▼

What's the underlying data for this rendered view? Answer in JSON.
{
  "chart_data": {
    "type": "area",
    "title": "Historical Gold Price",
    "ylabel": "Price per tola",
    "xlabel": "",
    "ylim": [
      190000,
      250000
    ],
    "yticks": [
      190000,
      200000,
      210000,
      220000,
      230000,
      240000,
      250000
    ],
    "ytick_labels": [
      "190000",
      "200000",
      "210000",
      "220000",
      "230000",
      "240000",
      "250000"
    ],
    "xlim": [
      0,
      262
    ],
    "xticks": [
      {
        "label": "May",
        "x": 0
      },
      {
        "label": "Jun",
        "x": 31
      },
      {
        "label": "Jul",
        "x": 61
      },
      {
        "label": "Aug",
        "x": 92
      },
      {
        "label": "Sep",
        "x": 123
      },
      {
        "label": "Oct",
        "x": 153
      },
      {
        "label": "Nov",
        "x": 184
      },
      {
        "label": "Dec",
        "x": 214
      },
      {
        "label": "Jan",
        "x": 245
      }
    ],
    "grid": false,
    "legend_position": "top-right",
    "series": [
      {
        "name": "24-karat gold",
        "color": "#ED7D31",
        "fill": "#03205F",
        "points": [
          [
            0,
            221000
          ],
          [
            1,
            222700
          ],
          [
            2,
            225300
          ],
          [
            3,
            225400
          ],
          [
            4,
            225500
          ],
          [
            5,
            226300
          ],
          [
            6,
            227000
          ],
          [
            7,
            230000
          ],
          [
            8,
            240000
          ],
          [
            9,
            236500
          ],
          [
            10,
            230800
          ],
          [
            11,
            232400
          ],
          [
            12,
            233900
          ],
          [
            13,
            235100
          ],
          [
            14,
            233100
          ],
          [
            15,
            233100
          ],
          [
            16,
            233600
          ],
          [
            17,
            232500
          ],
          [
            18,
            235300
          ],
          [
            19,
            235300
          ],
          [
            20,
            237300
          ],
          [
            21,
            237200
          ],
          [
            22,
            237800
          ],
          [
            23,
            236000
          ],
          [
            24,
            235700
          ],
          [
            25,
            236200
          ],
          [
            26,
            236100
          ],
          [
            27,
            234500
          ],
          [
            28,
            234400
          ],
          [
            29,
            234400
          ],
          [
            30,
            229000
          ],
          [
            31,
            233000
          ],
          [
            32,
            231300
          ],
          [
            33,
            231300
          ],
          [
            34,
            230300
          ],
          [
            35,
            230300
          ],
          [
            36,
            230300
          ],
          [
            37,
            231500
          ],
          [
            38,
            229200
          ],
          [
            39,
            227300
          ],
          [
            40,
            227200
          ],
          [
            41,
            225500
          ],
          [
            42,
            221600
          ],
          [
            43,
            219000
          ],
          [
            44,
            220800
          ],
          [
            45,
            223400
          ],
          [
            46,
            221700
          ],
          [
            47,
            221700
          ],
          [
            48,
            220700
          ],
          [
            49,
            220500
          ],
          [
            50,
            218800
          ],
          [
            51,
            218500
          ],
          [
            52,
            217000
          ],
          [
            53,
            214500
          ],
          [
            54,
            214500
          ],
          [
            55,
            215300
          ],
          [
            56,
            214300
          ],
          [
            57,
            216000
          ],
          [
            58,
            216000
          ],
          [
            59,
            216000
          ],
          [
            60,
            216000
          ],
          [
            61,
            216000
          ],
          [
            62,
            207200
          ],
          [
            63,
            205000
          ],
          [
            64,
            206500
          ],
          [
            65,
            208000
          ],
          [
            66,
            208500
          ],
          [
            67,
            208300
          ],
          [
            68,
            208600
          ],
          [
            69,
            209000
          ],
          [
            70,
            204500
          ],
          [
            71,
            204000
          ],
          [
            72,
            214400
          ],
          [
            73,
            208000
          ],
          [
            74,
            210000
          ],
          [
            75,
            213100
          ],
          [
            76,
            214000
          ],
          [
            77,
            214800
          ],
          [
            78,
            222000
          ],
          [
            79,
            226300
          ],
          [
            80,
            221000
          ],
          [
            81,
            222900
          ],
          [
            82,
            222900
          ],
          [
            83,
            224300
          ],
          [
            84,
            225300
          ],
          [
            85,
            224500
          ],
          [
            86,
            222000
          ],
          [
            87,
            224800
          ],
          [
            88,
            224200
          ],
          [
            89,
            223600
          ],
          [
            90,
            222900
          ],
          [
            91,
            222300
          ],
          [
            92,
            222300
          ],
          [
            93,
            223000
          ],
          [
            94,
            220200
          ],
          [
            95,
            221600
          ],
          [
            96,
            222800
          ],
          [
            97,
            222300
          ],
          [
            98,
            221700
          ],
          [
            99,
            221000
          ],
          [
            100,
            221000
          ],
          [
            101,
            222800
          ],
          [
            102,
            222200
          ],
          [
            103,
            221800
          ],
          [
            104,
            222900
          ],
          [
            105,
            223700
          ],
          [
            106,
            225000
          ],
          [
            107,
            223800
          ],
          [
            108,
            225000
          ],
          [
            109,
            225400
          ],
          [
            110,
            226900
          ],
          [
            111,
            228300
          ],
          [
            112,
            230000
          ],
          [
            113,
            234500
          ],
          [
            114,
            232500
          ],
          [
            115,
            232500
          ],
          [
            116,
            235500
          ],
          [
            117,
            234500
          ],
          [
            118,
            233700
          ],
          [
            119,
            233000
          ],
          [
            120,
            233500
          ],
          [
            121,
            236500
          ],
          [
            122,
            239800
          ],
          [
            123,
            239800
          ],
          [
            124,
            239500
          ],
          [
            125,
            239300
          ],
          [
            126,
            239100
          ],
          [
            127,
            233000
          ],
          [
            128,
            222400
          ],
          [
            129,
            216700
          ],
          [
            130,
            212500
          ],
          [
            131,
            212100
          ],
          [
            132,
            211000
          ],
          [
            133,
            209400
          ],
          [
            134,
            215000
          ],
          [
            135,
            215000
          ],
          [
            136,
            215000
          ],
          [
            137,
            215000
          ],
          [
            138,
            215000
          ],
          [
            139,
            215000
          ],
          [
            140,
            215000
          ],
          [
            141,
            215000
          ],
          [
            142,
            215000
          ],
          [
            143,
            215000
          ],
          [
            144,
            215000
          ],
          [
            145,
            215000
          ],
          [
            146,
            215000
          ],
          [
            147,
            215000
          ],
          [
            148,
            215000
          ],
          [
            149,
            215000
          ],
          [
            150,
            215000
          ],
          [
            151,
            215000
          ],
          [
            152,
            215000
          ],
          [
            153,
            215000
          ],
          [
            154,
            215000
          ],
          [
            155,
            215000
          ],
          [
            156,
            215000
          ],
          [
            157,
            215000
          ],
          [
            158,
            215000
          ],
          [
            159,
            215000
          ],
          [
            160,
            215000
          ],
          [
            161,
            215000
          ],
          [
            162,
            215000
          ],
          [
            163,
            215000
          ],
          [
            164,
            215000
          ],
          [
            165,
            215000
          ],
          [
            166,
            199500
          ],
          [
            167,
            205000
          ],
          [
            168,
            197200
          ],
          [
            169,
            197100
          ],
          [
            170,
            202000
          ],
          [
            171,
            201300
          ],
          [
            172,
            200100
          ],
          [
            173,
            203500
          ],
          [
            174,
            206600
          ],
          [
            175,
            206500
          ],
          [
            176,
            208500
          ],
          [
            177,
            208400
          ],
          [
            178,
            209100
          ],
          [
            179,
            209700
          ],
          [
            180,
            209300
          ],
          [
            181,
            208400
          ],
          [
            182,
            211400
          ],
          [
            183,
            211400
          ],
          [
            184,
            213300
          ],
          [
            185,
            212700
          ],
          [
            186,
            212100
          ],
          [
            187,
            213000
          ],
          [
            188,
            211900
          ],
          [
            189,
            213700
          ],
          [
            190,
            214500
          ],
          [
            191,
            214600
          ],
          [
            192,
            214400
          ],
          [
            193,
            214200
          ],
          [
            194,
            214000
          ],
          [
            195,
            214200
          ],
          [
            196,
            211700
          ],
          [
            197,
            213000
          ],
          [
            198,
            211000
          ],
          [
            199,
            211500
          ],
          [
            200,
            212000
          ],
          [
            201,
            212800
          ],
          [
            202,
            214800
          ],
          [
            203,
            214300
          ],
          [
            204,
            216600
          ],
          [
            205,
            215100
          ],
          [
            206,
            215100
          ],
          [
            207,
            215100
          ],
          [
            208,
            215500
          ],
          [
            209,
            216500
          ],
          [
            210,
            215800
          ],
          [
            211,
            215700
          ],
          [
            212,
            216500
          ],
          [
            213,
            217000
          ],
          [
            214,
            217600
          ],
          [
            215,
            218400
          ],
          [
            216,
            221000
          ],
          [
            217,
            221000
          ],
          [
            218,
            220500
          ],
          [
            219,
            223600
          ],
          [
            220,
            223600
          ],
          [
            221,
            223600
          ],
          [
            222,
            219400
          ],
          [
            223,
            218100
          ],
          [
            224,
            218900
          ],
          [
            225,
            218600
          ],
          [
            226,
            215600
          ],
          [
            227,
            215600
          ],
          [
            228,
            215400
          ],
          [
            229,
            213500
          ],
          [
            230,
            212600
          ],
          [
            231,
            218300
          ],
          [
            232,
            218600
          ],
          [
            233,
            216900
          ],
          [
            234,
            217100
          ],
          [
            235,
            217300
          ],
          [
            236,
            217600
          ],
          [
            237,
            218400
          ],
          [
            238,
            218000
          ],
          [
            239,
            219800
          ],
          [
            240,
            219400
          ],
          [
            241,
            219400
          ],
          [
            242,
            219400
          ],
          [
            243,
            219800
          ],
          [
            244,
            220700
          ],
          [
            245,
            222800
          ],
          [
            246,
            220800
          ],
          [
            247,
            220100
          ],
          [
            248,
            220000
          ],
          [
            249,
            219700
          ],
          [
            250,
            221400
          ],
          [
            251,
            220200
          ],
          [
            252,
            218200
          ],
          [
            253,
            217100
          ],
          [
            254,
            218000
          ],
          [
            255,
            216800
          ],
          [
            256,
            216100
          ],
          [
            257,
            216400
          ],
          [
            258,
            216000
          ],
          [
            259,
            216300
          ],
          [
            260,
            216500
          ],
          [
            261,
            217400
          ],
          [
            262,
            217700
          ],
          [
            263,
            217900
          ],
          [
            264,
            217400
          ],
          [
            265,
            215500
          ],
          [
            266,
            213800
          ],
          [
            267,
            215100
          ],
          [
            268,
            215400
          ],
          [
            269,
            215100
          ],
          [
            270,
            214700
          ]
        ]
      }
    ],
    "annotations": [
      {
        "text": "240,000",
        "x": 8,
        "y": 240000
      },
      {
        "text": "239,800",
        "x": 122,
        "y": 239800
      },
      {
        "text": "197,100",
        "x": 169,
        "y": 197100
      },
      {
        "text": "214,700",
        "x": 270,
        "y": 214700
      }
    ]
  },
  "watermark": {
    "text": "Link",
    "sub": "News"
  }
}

▲

WHAT IS EXPECTED → Reply with one number only, the count of lines above that hold the string "text".

RESULT BELOW → 5